* EXERCISE GOAL:
Search the entries for the word "Sustitución" and pull out each line that has it.

━━━━━ RECORDS SUPPLIED ━━━━━

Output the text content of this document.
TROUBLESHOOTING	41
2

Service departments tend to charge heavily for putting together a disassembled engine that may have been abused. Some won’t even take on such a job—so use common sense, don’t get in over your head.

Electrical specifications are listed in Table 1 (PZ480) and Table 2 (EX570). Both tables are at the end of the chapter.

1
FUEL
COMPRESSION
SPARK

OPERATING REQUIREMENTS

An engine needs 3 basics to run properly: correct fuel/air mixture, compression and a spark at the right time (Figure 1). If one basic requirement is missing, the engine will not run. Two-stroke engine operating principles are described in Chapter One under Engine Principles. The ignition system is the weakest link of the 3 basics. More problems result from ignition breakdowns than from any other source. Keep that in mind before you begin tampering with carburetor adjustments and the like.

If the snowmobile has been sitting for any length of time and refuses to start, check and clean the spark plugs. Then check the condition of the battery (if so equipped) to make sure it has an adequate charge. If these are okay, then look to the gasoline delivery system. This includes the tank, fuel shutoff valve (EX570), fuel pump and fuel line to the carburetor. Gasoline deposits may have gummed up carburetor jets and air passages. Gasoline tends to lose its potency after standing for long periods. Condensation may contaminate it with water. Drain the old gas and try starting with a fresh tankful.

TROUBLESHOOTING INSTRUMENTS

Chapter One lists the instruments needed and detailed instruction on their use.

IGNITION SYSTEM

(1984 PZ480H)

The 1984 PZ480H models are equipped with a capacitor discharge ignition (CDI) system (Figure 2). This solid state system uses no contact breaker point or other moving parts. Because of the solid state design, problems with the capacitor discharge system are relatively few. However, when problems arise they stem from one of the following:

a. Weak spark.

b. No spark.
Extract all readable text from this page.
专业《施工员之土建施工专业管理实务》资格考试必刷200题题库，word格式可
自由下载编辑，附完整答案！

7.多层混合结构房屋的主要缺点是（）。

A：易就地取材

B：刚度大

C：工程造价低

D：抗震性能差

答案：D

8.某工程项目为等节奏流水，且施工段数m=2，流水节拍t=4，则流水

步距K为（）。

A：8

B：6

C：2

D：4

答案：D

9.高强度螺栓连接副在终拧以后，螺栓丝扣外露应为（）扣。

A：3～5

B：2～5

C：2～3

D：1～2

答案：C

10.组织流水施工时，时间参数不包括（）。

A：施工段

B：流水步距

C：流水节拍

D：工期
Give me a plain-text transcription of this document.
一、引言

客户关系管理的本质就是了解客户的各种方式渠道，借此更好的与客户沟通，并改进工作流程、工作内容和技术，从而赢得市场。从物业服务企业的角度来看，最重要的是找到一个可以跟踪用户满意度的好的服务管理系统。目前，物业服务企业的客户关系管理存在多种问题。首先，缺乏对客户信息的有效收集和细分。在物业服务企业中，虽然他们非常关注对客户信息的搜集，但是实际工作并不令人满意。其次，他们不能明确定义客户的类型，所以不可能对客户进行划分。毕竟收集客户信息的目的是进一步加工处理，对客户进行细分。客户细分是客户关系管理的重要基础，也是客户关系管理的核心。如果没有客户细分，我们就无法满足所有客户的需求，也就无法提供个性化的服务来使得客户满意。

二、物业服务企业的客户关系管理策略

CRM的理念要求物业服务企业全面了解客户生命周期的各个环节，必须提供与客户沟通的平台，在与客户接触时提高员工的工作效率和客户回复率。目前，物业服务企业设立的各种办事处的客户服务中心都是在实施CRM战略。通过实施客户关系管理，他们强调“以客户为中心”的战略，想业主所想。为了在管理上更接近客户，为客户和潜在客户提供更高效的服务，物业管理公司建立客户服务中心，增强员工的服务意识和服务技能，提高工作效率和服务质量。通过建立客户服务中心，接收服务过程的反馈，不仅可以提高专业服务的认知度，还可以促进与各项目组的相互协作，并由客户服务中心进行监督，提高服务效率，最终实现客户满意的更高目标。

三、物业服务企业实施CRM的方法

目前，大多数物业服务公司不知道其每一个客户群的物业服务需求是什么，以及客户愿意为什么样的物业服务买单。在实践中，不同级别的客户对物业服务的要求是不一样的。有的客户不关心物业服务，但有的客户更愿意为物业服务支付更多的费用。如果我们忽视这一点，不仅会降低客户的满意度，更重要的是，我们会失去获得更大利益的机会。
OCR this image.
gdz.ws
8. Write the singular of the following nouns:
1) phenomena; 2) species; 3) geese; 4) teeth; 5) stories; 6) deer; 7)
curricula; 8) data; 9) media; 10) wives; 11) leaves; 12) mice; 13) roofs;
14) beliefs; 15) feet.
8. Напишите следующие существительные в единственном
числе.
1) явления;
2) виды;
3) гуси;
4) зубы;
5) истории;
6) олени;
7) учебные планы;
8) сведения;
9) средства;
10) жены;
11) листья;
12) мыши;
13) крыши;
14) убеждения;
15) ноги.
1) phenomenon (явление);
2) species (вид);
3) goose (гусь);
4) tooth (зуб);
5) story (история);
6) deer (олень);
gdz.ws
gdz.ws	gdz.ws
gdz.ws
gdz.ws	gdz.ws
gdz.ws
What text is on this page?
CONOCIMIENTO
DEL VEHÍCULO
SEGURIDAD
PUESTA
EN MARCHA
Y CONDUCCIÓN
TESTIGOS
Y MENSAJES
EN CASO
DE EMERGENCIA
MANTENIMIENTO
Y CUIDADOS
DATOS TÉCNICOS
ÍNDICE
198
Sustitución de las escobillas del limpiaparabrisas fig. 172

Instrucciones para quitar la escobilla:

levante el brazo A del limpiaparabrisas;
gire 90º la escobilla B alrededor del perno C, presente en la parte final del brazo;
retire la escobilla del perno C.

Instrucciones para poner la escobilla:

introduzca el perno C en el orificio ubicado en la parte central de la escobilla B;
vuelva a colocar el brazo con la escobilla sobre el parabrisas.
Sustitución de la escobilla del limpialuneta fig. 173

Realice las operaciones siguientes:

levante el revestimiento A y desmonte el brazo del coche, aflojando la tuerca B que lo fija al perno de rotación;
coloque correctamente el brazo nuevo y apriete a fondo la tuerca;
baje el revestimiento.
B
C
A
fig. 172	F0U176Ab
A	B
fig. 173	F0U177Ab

━━━━━

* REPLY TO THE TASK:
Sustitución de las escobillas del limpiaparabrisas fig. 172
Sustitución de la escobilla del limpialuneta fig. 173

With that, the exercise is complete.